**To do:**
Output every line exactly as written. Leave out pictures.

Excerpts from a figure dataset
######

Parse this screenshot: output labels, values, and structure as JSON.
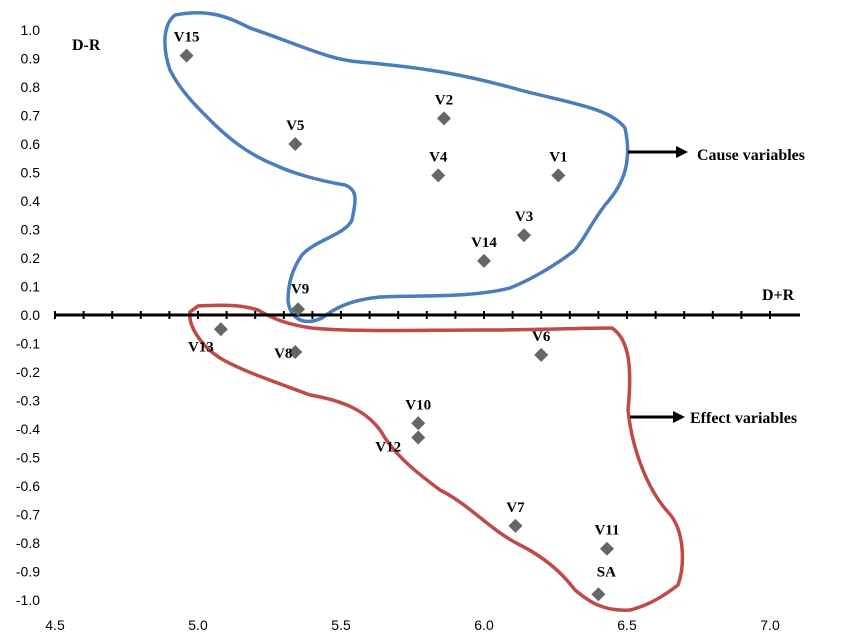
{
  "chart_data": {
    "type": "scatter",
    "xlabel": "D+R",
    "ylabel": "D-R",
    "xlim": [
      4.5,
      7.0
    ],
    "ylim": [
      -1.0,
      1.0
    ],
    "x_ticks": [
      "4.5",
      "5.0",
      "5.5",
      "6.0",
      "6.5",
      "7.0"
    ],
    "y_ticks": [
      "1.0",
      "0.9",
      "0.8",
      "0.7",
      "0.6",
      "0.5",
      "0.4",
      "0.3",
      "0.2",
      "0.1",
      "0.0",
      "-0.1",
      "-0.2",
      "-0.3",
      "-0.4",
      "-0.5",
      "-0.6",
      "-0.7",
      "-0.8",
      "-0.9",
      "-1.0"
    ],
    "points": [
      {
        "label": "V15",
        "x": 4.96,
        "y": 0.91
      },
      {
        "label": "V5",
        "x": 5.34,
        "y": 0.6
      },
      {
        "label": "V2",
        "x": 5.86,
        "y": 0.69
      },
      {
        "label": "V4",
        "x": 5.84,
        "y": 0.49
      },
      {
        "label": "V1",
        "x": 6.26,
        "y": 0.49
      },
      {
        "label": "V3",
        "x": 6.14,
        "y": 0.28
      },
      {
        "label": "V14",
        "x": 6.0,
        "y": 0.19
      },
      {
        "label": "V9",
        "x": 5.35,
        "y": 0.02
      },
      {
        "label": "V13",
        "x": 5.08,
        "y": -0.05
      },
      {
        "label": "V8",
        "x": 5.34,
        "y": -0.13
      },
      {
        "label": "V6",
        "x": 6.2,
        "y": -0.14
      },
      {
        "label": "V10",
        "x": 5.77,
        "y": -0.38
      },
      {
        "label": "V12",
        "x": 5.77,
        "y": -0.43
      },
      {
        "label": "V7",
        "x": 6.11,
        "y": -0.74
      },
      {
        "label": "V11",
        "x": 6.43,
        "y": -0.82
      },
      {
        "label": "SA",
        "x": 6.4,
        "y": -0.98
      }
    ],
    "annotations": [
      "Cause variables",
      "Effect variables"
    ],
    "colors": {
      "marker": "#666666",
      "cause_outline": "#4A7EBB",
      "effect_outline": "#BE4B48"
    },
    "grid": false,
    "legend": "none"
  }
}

######

**Answer to this task:**
Parse this screenshot: output labels, values, and structure as JSON.
{
  "chart_data": {
    "type": "scatter",
    "xlabel": "D+R",
    "ylabel": "D-R",
    "xlim": [
      4.5,
      7.0
    ],
    "ylim": [
      -1.0,
      1.0
    ],
    "x_ticks": [
      "4.5",
      "5.0",
      "5.5",
      "6.0",
      "6.5",
      "7.0"
    ],
    "y_ticks": [
      "1.0",
      "0.9",
      "0.8",
      "0.7",
      "0.6",
      "0.5",
      "0.4",
      "0.3",
      "0.2",
      "0.1",
      "0.0",
      "-0.1",
      "-0.2",
      "-0.3",
      "-0.4",
      "-0.5",
      "-0.6",
      "-0.7",
      "-0.8",
      "-0.9",
      "-1.0"
    ],
    "points": [
      {
        "label": "V15",
        "x": 4.96,
        "y": 0.91
      },
      {
        "label": "V5",
        "x": 5.34,
        "y": 0.6
      },
      {
        "label": "V2",
        "x": 5.86,
        "y": 0.69
      },
      {
        "label": "V4",
        "x": 5.84,
        "y": 0.49
      },
      {
        "label": "V1",
        "x": 6.26,
        "y": 0.49
      },
      {
        "label": "V3",
        "x": 6.14,
        "y": 0.28
      },
      {
        "label": "V14",
        "x": 6.0,
        "y": 0.19
      },
      {
        "label": "V9",
        "x": 5.35,
        "y": 0.02
      },
      {
        "label": "V13",
        "x": 5.08,
        "y": -0.05
      },
      {
        "label": "V8",
        "x": 5.34,
        "y": -0.13
      },
      {
        "label": "V6",
        "x": 6.2,
        "y": -0.14
      },
      {
        "label": "V10",
        "x": 5.77,
        "y": -0.38
      },
      {
        "label": "V12",
        "x": 5.77,
        "y": -0.43
      },
      {
        "label": "V7",
        "x": 6.11,
        "y": -0.74
      },
      {
        "label": "V11",
        "x": 6.43,
        "y": -0.82
      },
      {
        "label": "SA",
        "x": 6.4,
        "y": -0.98
      }
    ],
    "annotations": [
      "Cause variables",
      "Effect variables"
    ],
    "colors": {
      "marker": "#666666",
      "cause_outline": "#4A7EBB",
      "effect_outline": "#BE4B48"
    },
    "grid": false,
    "legend": "none"
  }
}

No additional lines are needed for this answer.